▸ Objective
Below are some records; reproduce every one of them exactly.

### Recorded data

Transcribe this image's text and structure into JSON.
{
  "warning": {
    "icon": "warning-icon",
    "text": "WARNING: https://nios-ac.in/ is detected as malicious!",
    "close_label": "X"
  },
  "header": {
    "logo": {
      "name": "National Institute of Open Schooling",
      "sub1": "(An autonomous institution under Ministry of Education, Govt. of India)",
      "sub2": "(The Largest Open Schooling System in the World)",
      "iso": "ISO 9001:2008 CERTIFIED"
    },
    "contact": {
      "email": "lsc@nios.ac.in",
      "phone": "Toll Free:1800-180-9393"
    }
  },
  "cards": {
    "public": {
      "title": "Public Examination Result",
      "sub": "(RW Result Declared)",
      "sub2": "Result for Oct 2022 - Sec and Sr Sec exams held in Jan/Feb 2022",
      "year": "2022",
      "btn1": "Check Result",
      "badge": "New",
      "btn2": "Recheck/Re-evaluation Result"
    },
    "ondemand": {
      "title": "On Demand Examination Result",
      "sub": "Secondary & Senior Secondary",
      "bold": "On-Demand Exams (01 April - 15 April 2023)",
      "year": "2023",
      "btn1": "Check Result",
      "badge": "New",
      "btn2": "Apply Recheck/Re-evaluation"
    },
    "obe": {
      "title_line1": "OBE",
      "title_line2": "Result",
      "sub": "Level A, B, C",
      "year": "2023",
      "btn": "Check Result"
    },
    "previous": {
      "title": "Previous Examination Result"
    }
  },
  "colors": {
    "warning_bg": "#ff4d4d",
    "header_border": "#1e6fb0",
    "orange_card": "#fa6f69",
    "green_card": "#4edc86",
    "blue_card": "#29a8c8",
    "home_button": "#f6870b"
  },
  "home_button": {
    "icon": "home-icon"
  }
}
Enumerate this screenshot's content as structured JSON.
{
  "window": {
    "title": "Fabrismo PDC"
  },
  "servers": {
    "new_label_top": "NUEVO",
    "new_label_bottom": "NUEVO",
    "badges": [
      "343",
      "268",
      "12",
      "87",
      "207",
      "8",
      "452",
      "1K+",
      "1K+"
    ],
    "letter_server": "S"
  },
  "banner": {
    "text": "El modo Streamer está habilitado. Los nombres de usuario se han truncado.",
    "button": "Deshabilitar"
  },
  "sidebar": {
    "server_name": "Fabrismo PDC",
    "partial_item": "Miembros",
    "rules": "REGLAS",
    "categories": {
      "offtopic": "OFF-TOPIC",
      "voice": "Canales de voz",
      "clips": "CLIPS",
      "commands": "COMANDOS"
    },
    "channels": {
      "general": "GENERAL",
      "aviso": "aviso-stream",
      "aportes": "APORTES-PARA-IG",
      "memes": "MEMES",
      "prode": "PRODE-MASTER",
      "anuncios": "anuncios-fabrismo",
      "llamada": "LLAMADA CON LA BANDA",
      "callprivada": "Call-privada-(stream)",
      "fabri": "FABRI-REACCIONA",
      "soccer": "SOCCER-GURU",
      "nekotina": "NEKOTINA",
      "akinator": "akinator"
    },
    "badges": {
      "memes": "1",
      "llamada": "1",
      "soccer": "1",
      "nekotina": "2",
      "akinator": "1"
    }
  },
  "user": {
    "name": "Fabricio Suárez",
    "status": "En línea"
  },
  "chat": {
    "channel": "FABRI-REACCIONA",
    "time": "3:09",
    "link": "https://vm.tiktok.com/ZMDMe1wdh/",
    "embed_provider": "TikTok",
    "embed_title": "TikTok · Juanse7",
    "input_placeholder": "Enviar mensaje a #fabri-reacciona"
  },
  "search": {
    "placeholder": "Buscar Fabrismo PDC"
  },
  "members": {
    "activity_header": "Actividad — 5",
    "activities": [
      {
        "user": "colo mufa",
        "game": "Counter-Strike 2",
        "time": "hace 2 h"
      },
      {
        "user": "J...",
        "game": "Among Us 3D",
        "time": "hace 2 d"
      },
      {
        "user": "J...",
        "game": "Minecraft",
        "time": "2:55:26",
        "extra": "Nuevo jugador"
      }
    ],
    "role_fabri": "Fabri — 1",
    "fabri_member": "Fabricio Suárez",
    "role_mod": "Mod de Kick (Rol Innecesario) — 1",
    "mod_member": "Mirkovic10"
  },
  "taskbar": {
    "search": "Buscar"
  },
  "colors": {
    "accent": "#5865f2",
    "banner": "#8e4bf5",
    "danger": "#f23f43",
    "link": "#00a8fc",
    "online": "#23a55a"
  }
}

######

▸ Task output
Transcribe this image's text and structure into JSON.
{
  "warning": {
    "icon": "warning-icon",
    "text": "WARNING: https://nios-ac.in/ is detected as malicious!",
    "close_label": "X"
  },
  "header": {
    "logo": {
      "name": "National Institute of Open Schooling",
      "sub1": "(An autonomous institution under Ministry of Education, Govt. of India)",
      "sub2": "(The Largest Open Schooling System in the World)",
      "iso": "ISO 9001:2008 CERTIFIED"
    },
    "contact": {
      "email": "lsc@nios.ac.in",
      "phone": "Toll Free:1800-180-9393"
    }
  },
  "cards": {
    "public": {
      "title": "Public Examination Result",
      "sub": "(RW Result Declared)",
      "sub2": "Result for Oct 2022 - Sec and Sr Sec exams held in Jan/Feb 2022",
      "year": "2022",
      "btn1": "Check Result",
      "badge": "New",
      "btn2": "Recheck/Re-evaluation Result"
    },
    "ondemand": {
      "title": "On Demand Examination Result",
      "sub": "Secondary & Senior Secondary",
      "bold": "On-Demand Exams (01 April - 15 April 2023)",
      "year": "2023",
      "btn1": "Check Result",
      "badge": "New",
      "btn2": "Apply Recheck/Re-evaluation"
    },
    "obe": {
      "title_line1": "OBE",
      "title_line2": "Result",
      "sub": "Level A, B, C",
      "year": "2023",
      "btn": "Check Result"
    },
    "previous": {
      "title": "Previous Examination Result"
    }
  },
  "colors": {
    "warning_bg": "#ff4d4d",
    "header_border": "#1e6fb0",
    "orange_card": "#fa6f69",
    "green_card": "#4edc86",
    "blue_card": "#29a8c8",
    "home_button": "#f6870b"
  },
  "home_button": {
    "icon": "home-icon"
  }
}
Enumerate this screenshot's content as structured JSON.
{
  "window": {
    "title": "Fabrismo PDC"
  },
  "servers": {
    "new_label_top": "NUEVO",
    "new_label_bottom": "NUEVO",
    "badges": [
      "343",
      "268",
      "12",
      "87",
      "207",
      "8",
      "452",
      "1K+",
      "1K+"
    ],
    "letter_server": "S"
  },
  "banner": {
    "text": "El modo Streamer está habilitado. Los nombres de usuario se han truncado.",
    "button": "Deshabilitar"
  },
  "sidebar": {
    "server_name": "Fabrismo PDC",
    "partial_item": "Miembros",
    "rules": "REGLAS",
    "categories": {
      "offtopic": "OFF-TOPIC",
      "voice": "Canales de voz",
      "clips": "CLIPS",
      "commands": "COMANDOS"
    },
    "channels": {
      "general": "GENERAL",
      "aviso": "aviso-stream",
      "aportes": "APORTES-PARA-IG",
      "memes": "MEMES",
      "prode": "PRODE-MASTER",
      "anuncios": "anuncios-fabrismo",
      "llamada": "LLAMADA CON LA BANDA",
      "callprivada": "Call-privada-(stream)",
      "fabri": "FABRI-REACCIONA",
      "soccer": "SOCCER-GURU",
      "nekotina": "NEKOTINA",
      "akinator": "akinator"
    },
    "badges": {
      "memes": "1",
      "llamada": "1",
      "soccer": "1",
      "nekotina": "2",
      "akinator": "1"
    }
  },
  "user": {
    "name": "Fabricio Suárez",
    "status": "En línea"
  },
  "chat": {
    "channel": "FABRI-REACCIONA",
    "time": "3:09",
    "link": "https://vm.tiktok.com/ZMDMe1wdh/",
    "embed_provider": "TikTok",
    "embed_title": "TikTok · Juanse7",
    "input_placeholder": "Enviar mensaje a #fabri-reacciona"
  },
  "search": {
    "placeholder": "Buscar Fabrismo PDC"
  },
  "members": {
    "activity_header": "Actividad — 5",
    "activities": [
      {
        "user": "colo mufa",
        "game": "Counter-Strike 2",
        "time": "hace 2 h"
      },
      {
        "user": "J...",
        "game": "Among Us 3D",
        "time": "hace 2 d"
      },
      {
        "user": "J...",
        "game": "Minecraft",
        "time": "2:55:26",
        "extra": "Nuevo jugador"
      }
    ],
    "role_fabri": "Fabri — 1",
    "fabri_member": "Fabricio Suárez",
    "role_mod": "Mod de Kick (Rol Innecesario) — 1",
    "mod_member": "Mirkovic10"
  },
  "taskbar": {
    "search": "Buscar"
  },
  "colors": {
    "accent": "#5865f2",
    "banner": "#8e4bf5",
    "danger": "#f23f43",
    "link": "#00a8fc",
    "online": "#23a55a"
  }
}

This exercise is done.